● **TASK PROMPT**:
Print the records again, character for character.

● **DATA FOR PROCESSING**:
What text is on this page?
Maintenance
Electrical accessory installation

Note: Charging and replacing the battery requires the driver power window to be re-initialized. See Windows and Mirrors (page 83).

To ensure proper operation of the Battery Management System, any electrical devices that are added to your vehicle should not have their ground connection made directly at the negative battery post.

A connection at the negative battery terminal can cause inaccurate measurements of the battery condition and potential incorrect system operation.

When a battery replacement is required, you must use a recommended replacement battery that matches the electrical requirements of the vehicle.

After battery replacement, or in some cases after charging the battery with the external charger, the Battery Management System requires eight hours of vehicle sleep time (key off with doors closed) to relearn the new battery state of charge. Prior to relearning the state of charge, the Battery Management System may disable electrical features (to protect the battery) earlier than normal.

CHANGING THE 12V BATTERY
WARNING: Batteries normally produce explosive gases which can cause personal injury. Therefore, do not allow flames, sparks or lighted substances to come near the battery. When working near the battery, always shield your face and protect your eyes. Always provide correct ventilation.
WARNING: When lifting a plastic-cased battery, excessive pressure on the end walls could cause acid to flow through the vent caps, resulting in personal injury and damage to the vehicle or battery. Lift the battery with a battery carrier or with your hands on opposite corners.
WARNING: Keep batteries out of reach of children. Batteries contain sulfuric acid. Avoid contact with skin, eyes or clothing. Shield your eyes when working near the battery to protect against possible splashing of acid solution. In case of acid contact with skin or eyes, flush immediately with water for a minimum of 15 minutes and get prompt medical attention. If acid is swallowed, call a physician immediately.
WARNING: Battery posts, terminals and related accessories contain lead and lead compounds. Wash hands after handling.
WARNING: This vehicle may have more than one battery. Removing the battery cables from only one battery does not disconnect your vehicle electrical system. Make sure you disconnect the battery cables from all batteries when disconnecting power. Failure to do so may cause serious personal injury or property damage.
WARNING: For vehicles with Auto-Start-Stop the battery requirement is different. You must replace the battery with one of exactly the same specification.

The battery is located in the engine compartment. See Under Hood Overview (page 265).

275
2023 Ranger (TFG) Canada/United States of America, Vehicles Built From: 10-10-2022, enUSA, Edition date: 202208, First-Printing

● **WRITTEN SOLUTION**:
What text is on this page?
Maintenance
Electrical accessory installation

Note: Charging and replacing the battery requires the driver power window to be re-initialized. See Windows and Mirrors (page 83).

To ensure proper operation of the Battery Management System, any electrical devices that are added to your vehicle should not have their ground connection made directly at the negative battery post.

A connection at the negative battery terminal can cause inaccurate measurements of the battery condition and potential incorrect system operation.

When a battery replacement is required, you must use a recommended replacement battery that matches the electrical requirements of the vehicle.

After battery replacement, or in some cases after charging the battery with the external charger, the Battery Management System requires eight hours of vehicle sleep time (key off with doors closed) to relearn the new battery state of charge. Prior to relearning the state of charge, the Battery Management System may disable electrical features (to protect the battery) earlier than normal.

CHANGING THE 12V BATTERY
WARNING: Batteries normally produce explosive gases which can cause personal injury. Therefore, do not allow flames, sparks or lighted substances to come near the battery. When working near the battery, always shield your face and protect your eyes. Always provide correct ventilation.
WARNING: When lifting a plastic-cased battery, excessive pressure on the end walls could cause acid to flow through the vent caps, resulting in personal injury and damage to the vehicle or battery. Lift the battery with a battery carrier or with your hands on opposite corners.
WARNING: Keep batteries out of reach of children. Batteries contain sulfuric acid. Avoid contact with skin, eyes or clothing. Shield your eyes when working near the battery to protect against possible splashing of acid solution. In case of acid contact with skin or eyes, flush immediately with water for a minimum of 15 minutes and get prompt medical attention. If acid is swallowed, call a physician immediately.
WARNING: Battery posts, terminals and related accessories contain lead and lead compounds. Wash hands after handling.
WARNING: This vehicle may have more than one battery. Removing the battery cables from only one battery does not disconnect your vehicle electrical system. Make sure you disconnect the battery cables from all batteries when disconnecting power. Failure to do so may cause serious personal injury or property damage.
WARNING: For vehicles with Auto-Start-Stop the battery requirement is different. You must replace the battery with one of exactly the same specification.

The battery is located in the engine compartment. See Under Hood Overview (page 265).

275
2023 Ranger (TFG) Canada/United States of America, Vehicles Built From: 10-10-2022, enUSA, Edition date: 202208, First-Printing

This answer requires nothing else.